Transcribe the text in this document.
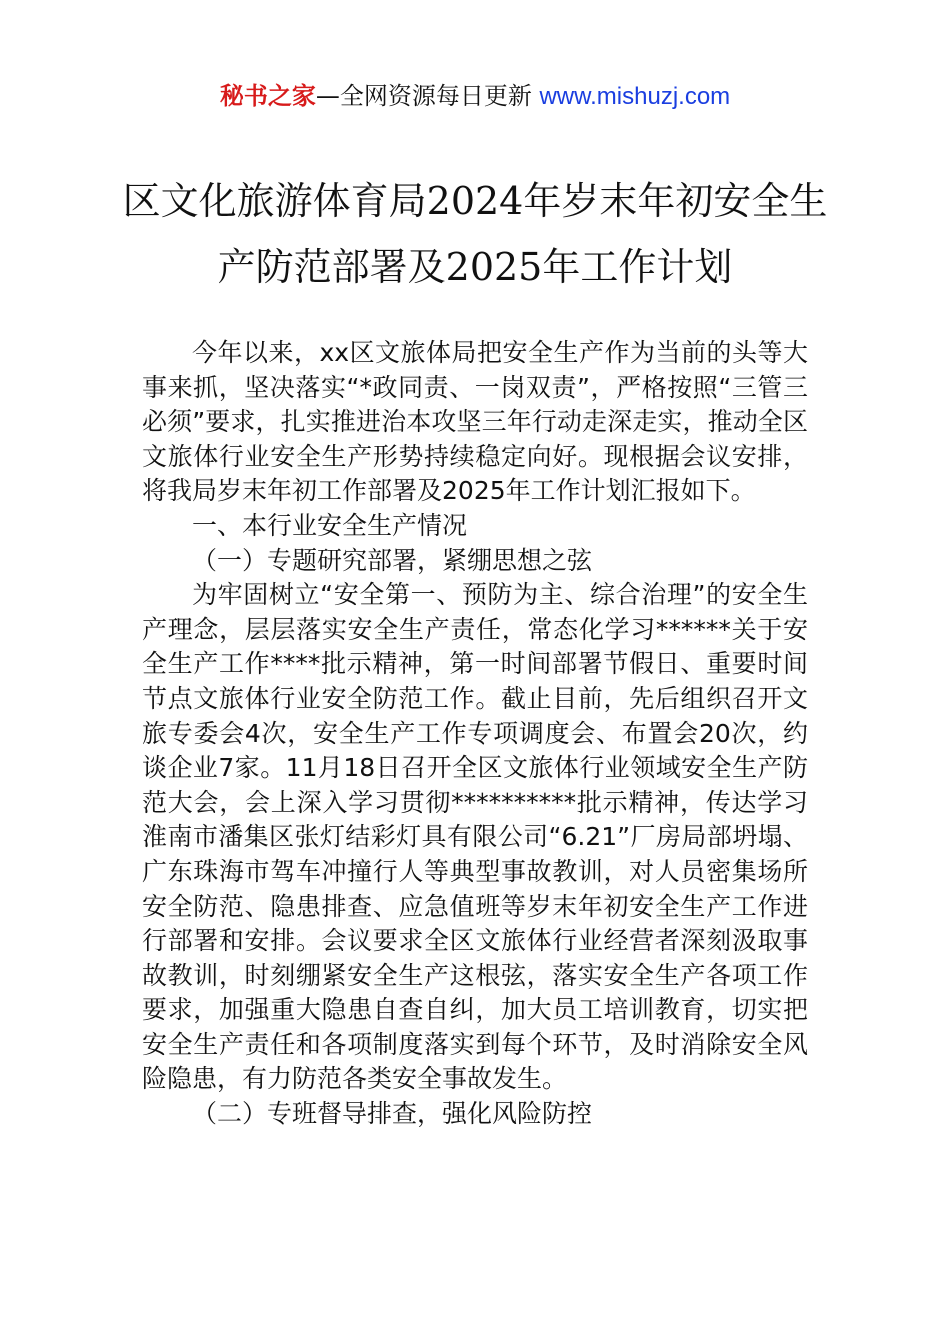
秘书之家—全网资源每日更新 www.mishuzj.com
区文化旅游体育局2024年岁末年初安全生
产防范部署及2025年工作计划

今年以来，xx区文旅体局把安全生产作为当前的头等大事来抓，坚决落实“*政同责、一岗双责”，严格按照“三管三必须”要求，扎实推进治本攻坚三年行动走深走实，推动全区文旅体行业安全生产形势持续稳定向好。现根据会议安排，将我局岁末年初工作部署及2025年工作计划汇报如下。

一、本行业安全生产情况

（一）专题研究部署，紧绷思想之弦

为牢固树立“安全第一、预防为主、综合治理”的安全生产理念，层层落实安全生产责任，常态化学习******关于安全生产工作****批示精神，第一时间部署节假日、重要时间节点文旅体行业安全防范工作。截止目前，先后组织召开文旅专委会4次，安全生产工作专项调度会、布置会20次，约谈企业7家。11月18日召开全区文旅体行业领域安全生产防范大会，会上深入学习贯彻**********批示精神，传达学习淮南市潘集区张灯结彩灯具有限公司“6.21”厂房局部坍塌、广东珠海市驾车冲撞行人等典型事故教训，对人员密集场所安全防范、隐患排查、应急值班等岁末年初安全生产工作进行部署和安排。会议要求全区文旅体行业经营者深刻汲取事故教训，时刻绷紧安全生产这根弦，落实安全生产各项工作要求，加强重大隐患自查自纠，加大员工培训教育，切实把安全生产责任和各项制度落实到每个环节，及时消除安全风险隐患，有力防范各类安全事故发生。

（二）专班督导排查，强化风险防控
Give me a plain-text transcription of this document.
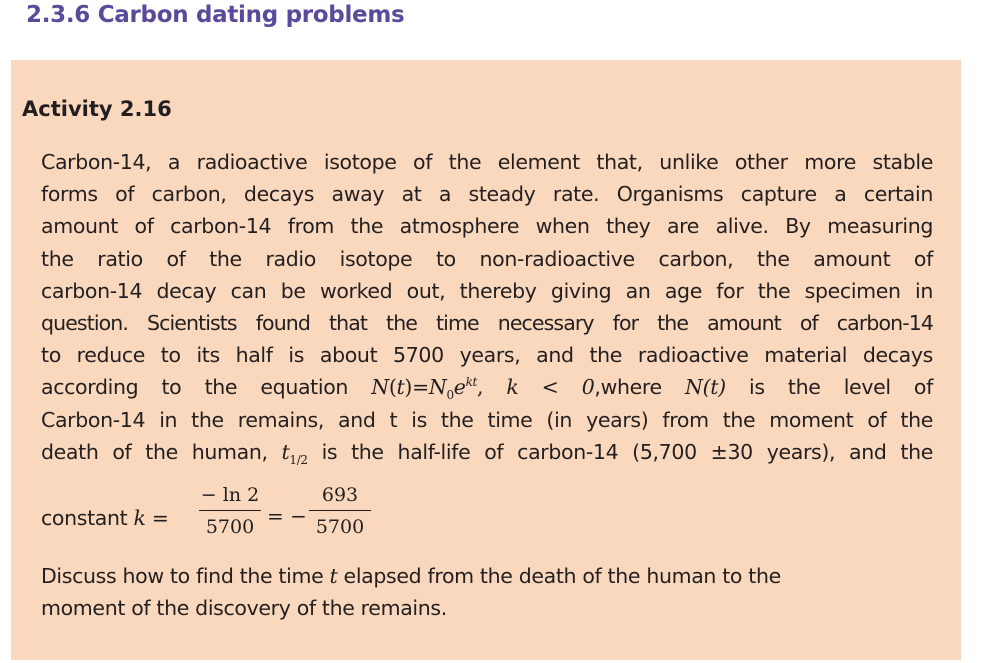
2.3.6 Carbon dating problems
Activity 2.16
Carbon-14, a radioactive isotope of the element that, unlike other more stable
forms of carbon, decays away at a steady rate. Organisms capture a certain
amount of carbon-14 from the atmosphere when they are alive. By measuring
the ratio of the radio isotope to non-radioactive carbon, the amount of
carbon-14 decay can be worked out, thereby giving an age for the specimen in
question. Scientists found that the time necessary for the amount of carbon-14
to reduce to its half is about 5700 years, and the radioactive material decays
according to the equation $N(t)=N_0e^{kt}$, k < 0,where N(t) is the level of
Carbon-14 in the remains, and t is the time (in years) from the moment of the
death of the human, $t_{1/2}$ is the half-life of carbon-14 (5,700 ±30 years), and the
constant k =
− ln 2
5700 = −
693
5700
Discuss how to find the time t elapsed from the death of the human to the
moment of the discovery of the remains.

☆ ☆ ☆

__WHAT TO DO__:
Every record above should be transcribed exactly; the pictures stay out of the copy.

__THE SOLUTION__:
Transcribe the text in this document.
秘书之家—全网资源每日更新 www.mishuzj.com
区文化旅游体育局2024年岁末年初安全生
产防范部署及2025年工作计划

今年以来，xx区文旅体局把安全生产作为当前的头等大事来抓，坚决落实“*政同责、一岗双责”，严格按照“三管三必须”要求，扎实推进治本攻坚三年行动走深走实，推动全区文旅体行业安全生产形势持续稳定向好。现根据会议安排，将我局岁末年初工作部署及2025年工作计划汇报如下。

一、本行业安全生产情况

（一）专题研究部署，紧绷思想之弦

为牢固树立“安全第一、预防为主、综合治理”的安全生产理念，层层落实安全生产责任，常态化学习******关于安全生产工作****批示精神，第一时间部署节假日、重要时间节点文旅体行业安全防范工作。截止目前，先后组织召开文旅专委会4次，安全生产工作专项调度会、布置会20次，约谈企业7家。11月18日召开全区文旅体行业领域安全生产防范大会，会上深入学习贯彻**********批示精神，传达学习淮南市潘集区张灯结彩灯具有限公司“6.21”厂房局部坍塌、广东珠海市驾车冲撞行人等典型事故教训，对人员密集场所安全防范、隐患排查、应急值班等岁末年初安全生产工作进行部署和安排。会议要求全区文旅体行业经营者深刻汲取事故教训，时刻绷紧安全生产这根弦，落实安全生产各项工作要求，加强重大隐患自查自纠，加大员工培训教育，切实把安全生产责任和各项制度落实到每个环节，及时消除安全风险隐患，有力防范各类安全事故发生。

（二）专班督导排查，强化风险防控
Give me a plain-text transcription of this document.
2.3.6 Carbon dating problems
Activity 2.16
Carbon-14, a radioactive isotope of the element that, unlike other more stable
forms of carbon, decays away at a steady rate. Organisms capture a certain
amount of carbon-14 from the atmosphere when they are alive. By measuring
the ratio of the radio isotope to non-radioactive carbon, the amount of
carbon-14 decay can be worked out, thereby giving an age for the specimen in
question. Scientists found that the time necessary for the amount of carbon-14
to reduce to its half is about 5700 years, and the radioactive material decays
according to the equation $N(t)=N_0e^{kt}$, k < 0,where N(t) is the level of
Carbon-14 in the remains, and t is the time (in years) from the moment of the
death of the human, $t_{1/2}$ is the half-life of carbon-14 (5,700 ±30 years), and the
constant k =
− ln 2
5700 = −
693
5700
Discuss how to find the time t elapsed from the death of the human to the
moment of the discovery of the remains.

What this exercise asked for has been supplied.